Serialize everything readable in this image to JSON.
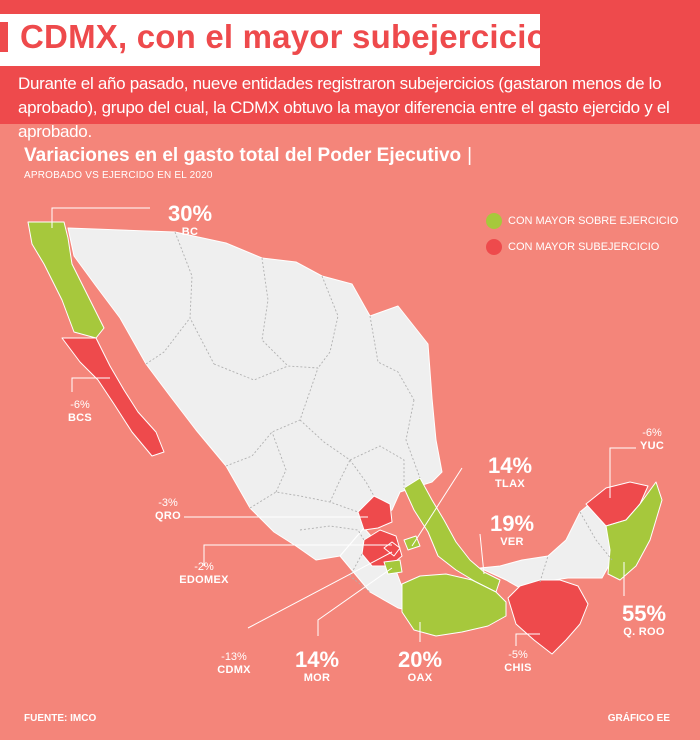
{
  "header": {
    "title": "CDMX, con el mayor subejercicio",
    "intro": "Durante el año pasado, nueve entidades registraron subejercicios (gastaron menos de lo aprobado), grupo del cual, la CDMX obtuvo la mayor diferencia entre el gasto ejercido y el aprobado."
  },
  "chart": {
    "subtitle": "Variaciones en el gasto total del Poder Ejecutivo",
    "subtitle_pipe": "|",
    "caption": "APROBADO VS EJERCIDO EN EL 2020"
  },
  "legend": {
    "items": [
      {
        "label": "CON MAYOR SOBRE EJERCICIO",
        "color": "#a6c83c"
      },
      {
        "label": "CON MAYOR SUBEJERCICIO",
        "color": "#ee4a4c"
      }
    ]
  },
  "colors": {
    "background": "#f4857a",
    "header": "#ee4a4c",
    "land": "#efefef",
    "overspend": "#a6c83c",
    "underspend": "#ee4a4c"
  },
  "states": {
    "bc": {
      "state": "BC",
      "value": "30%",
      "category": "overspend"
    },
    "bcs": {
      "state": "BCS",
      "value": "-6%",
      "category": "underspend"
    },
    "qro": {
      "state": "QRO",
      "value": "-3%",
      "category": "underspend"
    },
    "edomex": {
      "state": "EDOMEX",
      "value": "-2%",
      "category": "underspend"
    },
    "cdmx": {
      "state": "CDMX",
      "value": "-13%",
      "category": "underspend"
    },
    "mor": {
      "state": "MOR",
      "value": "14%",
      "category": "overspend"
    },
    "oax": {
      "state": "OAX",
      "value": "20%",
      "category": "overspend"
    },
    "chis": {
      "state": "CHIS",
      "value": "-5%",
      "category": "underspend"
    },
    "qroo": {
      "state": "Q. ROO",
      "value": "55%",
      "category": "overspend"
    },
    "yuc": {
      "state": "YUC",
      "value": "-6%",
      "category": "underspend"
    },
    "ver": {
      "state": "VER",
      "value": "19%",
      "category": "overspend"
    },
    "tlax": {
      "state": "TLAX",
      "value": "14%",
      "category": "overspend"
    }
  },
  "footer": {
    "source": "FUENTE: IMCO",
    "credit": "GRÁFICO EE"
  }
}
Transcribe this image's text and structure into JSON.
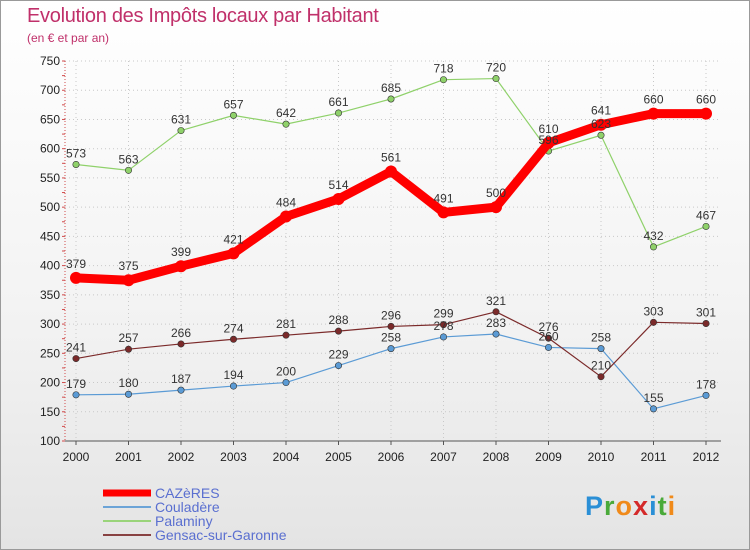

....

SHORT TASK: Where a line in the material above holds "image", copy that line.

ANSWER BELOW:
Serialize everything readable in this image to JSON.
Transcribe this image's text and structure into JSON.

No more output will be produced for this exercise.